Stored items from a collection:
· · ·
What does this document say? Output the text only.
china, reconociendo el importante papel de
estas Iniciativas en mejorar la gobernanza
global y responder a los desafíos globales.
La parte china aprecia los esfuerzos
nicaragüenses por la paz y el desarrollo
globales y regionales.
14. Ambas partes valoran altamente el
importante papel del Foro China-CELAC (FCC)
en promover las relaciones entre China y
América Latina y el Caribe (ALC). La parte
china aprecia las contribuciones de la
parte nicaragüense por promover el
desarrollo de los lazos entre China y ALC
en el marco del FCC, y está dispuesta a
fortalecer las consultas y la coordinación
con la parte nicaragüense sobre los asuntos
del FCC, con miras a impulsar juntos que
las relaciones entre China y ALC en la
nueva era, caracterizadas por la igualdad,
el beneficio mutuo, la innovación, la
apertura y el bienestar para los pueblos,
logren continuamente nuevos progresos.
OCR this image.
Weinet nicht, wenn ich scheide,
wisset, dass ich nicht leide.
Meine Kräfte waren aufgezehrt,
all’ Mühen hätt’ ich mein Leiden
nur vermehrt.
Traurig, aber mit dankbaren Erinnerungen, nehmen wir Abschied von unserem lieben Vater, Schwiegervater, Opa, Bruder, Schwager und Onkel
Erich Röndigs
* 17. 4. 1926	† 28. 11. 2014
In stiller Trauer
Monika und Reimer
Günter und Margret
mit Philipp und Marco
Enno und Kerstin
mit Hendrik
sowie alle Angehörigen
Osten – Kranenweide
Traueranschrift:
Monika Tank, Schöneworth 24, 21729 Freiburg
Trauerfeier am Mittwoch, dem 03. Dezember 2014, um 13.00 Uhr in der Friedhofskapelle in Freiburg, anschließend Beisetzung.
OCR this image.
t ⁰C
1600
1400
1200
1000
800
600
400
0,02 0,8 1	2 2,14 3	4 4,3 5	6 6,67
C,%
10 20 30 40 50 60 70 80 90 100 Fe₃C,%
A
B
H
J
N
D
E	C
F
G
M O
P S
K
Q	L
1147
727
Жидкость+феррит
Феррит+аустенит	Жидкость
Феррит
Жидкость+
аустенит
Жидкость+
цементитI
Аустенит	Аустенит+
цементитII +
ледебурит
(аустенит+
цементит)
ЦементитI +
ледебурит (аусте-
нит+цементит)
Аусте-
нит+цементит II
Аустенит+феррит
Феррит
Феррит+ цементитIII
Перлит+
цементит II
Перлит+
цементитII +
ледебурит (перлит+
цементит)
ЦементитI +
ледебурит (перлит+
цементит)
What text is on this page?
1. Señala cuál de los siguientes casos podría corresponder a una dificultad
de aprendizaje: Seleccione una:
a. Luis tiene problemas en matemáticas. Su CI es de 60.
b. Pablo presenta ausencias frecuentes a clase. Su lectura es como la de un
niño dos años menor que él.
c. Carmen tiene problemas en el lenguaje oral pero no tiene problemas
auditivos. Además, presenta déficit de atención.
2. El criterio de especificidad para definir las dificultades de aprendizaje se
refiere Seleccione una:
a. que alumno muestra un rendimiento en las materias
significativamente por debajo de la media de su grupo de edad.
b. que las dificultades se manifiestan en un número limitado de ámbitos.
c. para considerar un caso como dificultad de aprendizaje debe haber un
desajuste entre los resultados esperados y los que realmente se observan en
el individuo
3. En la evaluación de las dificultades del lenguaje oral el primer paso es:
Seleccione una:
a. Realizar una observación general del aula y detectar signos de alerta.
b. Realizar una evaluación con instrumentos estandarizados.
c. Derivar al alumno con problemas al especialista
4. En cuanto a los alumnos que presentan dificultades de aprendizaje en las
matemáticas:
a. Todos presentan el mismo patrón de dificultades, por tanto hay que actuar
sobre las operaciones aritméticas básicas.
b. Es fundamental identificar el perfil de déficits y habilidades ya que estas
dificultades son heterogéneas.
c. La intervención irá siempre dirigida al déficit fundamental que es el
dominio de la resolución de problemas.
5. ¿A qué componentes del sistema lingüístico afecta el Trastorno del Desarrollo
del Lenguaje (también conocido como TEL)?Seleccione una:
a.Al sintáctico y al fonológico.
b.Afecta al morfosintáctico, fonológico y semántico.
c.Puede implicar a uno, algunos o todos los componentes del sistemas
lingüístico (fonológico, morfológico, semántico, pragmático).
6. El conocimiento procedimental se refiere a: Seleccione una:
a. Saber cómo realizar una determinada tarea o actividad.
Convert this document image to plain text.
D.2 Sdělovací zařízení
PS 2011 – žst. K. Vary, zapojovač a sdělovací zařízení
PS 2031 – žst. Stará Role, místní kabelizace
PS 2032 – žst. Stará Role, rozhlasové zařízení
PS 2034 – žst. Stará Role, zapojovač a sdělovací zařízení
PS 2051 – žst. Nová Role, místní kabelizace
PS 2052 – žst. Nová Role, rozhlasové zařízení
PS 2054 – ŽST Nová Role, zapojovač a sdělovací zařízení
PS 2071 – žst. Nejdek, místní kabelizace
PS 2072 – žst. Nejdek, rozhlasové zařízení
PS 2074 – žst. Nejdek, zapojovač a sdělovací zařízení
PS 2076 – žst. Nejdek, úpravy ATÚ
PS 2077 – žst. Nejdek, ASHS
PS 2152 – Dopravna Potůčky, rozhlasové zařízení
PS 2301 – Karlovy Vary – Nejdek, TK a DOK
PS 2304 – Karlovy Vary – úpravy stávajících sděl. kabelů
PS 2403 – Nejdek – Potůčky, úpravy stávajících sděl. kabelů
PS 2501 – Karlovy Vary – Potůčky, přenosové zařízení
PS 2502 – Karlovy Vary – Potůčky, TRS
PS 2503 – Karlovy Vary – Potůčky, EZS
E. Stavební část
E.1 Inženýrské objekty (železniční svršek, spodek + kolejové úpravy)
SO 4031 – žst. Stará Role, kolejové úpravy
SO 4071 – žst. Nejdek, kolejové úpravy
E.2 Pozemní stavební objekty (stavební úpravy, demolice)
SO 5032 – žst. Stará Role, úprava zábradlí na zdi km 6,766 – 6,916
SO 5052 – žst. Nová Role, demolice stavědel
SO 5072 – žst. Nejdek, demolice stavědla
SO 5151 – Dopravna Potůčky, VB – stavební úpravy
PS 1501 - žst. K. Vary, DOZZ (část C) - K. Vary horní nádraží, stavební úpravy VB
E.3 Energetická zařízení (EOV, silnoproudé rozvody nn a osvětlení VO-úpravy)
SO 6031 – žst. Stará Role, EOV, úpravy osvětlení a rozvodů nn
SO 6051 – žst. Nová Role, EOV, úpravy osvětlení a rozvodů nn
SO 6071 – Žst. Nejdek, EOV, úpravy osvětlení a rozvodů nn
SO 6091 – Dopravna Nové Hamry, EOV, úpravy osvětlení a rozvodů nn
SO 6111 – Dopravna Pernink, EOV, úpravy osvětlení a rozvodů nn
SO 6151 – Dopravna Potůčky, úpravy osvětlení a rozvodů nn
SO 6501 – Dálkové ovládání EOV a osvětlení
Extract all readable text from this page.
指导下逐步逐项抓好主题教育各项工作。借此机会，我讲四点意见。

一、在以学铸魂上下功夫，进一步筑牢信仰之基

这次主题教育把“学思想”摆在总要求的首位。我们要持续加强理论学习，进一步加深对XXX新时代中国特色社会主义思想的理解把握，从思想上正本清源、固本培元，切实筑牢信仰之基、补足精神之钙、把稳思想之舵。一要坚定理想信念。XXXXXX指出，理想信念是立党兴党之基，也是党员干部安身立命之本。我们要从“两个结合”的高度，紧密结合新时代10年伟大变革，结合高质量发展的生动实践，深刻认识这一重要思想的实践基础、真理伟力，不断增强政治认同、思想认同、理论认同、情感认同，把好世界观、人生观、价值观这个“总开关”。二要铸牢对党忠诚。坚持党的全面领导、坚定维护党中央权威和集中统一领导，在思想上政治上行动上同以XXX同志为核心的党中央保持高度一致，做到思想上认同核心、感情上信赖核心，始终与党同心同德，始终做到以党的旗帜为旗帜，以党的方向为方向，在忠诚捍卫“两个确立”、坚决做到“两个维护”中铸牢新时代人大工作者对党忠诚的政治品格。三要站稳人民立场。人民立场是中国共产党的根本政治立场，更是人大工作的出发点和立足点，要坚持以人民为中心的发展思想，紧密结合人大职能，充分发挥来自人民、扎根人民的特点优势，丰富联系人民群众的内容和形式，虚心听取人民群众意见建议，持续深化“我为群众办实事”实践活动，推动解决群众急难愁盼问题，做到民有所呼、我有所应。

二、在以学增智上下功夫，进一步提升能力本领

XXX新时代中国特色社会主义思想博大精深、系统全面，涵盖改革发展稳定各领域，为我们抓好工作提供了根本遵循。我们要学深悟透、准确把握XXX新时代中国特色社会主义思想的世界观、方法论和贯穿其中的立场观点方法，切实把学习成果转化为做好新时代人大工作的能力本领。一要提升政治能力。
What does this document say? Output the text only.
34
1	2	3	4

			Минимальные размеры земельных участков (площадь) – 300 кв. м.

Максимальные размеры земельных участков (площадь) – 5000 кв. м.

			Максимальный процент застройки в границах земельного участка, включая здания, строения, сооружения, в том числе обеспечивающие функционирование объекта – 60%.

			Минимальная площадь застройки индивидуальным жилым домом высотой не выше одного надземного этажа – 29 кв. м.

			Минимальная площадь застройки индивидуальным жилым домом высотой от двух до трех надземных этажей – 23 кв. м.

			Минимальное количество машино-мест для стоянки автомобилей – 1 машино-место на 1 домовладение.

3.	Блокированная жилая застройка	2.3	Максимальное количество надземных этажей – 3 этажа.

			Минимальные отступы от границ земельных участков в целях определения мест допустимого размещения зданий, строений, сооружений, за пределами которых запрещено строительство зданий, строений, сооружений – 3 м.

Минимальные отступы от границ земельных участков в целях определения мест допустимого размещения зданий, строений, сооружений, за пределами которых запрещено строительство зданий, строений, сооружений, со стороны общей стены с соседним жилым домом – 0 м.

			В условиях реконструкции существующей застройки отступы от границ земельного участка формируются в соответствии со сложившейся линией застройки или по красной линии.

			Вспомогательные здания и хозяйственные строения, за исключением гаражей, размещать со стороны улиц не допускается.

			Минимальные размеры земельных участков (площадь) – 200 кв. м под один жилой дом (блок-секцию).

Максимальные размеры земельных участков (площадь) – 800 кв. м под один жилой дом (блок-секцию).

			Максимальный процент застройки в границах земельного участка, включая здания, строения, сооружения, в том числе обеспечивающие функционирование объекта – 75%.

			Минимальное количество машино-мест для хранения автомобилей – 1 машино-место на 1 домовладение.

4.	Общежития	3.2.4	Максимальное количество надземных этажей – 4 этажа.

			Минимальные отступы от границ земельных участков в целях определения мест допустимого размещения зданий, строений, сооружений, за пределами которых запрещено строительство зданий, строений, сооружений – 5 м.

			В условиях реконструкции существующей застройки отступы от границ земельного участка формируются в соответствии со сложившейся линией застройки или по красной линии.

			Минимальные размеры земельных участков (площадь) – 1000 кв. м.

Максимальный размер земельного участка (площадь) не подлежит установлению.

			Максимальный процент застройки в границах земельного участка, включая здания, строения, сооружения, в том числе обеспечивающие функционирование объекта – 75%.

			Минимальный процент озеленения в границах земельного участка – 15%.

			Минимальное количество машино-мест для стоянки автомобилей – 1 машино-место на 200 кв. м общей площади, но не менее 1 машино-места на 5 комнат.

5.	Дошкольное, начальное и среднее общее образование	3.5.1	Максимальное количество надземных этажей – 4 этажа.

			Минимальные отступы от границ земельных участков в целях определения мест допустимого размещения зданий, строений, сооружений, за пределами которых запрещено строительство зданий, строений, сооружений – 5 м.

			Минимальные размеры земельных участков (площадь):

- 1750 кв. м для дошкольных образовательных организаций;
· · ·
Gather each line of the listing containing the word "zapojovač" and show it.

▸ **Response for this exercise**
PS 2011 – žst. K. Vary, zapojovač a sdělovací zařízení
PS 2034 – žst. Stará Role, zapojovač a sdělovací zařízení
PS 2054 – ŽST Nová Role, zapojovač a sdělovací zařízení
PS 2074 – žst. Nejdek, zapojovač a sdělovací zařízení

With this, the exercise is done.